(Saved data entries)
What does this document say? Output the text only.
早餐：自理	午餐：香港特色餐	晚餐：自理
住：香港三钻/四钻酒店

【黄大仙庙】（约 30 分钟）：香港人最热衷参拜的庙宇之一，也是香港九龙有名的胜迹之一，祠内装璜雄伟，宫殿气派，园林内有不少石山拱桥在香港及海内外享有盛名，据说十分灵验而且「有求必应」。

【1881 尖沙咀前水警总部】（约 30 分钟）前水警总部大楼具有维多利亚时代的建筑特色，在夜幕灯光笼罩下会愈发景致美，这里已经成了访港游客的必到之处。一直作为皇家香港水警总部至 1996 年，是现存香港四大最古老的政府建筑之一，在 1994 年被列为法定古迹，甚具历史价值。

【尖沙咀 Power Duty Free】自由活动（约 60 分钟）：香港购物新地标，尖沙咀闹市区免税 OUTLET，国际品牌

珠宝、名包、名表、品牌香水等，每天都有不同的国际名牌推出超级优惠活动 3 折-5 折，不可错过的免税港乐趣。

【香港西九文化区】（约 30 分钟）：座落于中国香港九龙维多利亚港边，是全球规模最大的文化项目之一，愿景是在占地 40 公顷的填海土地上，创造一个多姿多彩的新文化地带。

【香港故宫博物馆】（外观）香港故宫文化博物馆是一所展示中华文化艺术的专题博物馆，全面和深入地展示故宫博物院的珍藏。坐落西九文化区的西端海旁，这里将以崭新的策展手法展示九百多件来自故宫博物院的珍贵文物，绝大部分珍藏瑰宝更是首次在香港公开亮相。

__Task goal__
Repeat every record exactly as written, please.

__Written response__
What does this document say? Output the text only.
早餐：自理	午餐：香港特色餐	晚餐：自理
住：香港三钻/四钻酒店

【黄大仙庙】（约 30 分钟）：香港人最热衷参拜的庙宇之一，也是香港九龙有名的胜迹之一，祠内装璜雄伟，宫殿气派，园林内有不少石山拱桥在香港及海内外享有盛名，据说十分灵验而且「有求必应」。

【1881 尖沙咀前水警总部】（约 30 分钟）前水警总部大楼具有维多利亚时代的建筑特色，在夜幕灯光笼罩下会愈发景致美，这里已经成了访港游客的必到之处。一直作为皇家香港水警总部至 1996 年，是现存香港四大最古老的政府建筑之一，在 1994 年被列为法定古迹，甚具历史价值。

【尖沙咀 Power Duty Free】自由活动（约 60 分钟）：香港购物新地标，尖沙咀闹市区免税 OUTLET，国际品牌

珠宝、名包、名表、品牌香水等，每天都有不同的国际名牌推出超级优惠活动 3 折-5 折，不可错过的免税港乐趣。

【香港西九文化区】（约 30 分钟）：座落于中国香港九龙维多利亚港边，是全球规模最大的文化项目之一，愿景是在占地 40 公顷的填海土地上，创造一个多姿多彩的新文化地带。

【香港故宫博物馆】（外观）香港故宫文化博物馆是一所展示中华文化艺术的专题博物馆，全面和深入地展示故宫博物院的珍藏。坐落西九文化区的西端海旁，这里将以崭新的策展手法展示九百多件来自故宫博物院的珍贵文物，绝大部分珍藏瑰宝更是首次在香港公开亮相。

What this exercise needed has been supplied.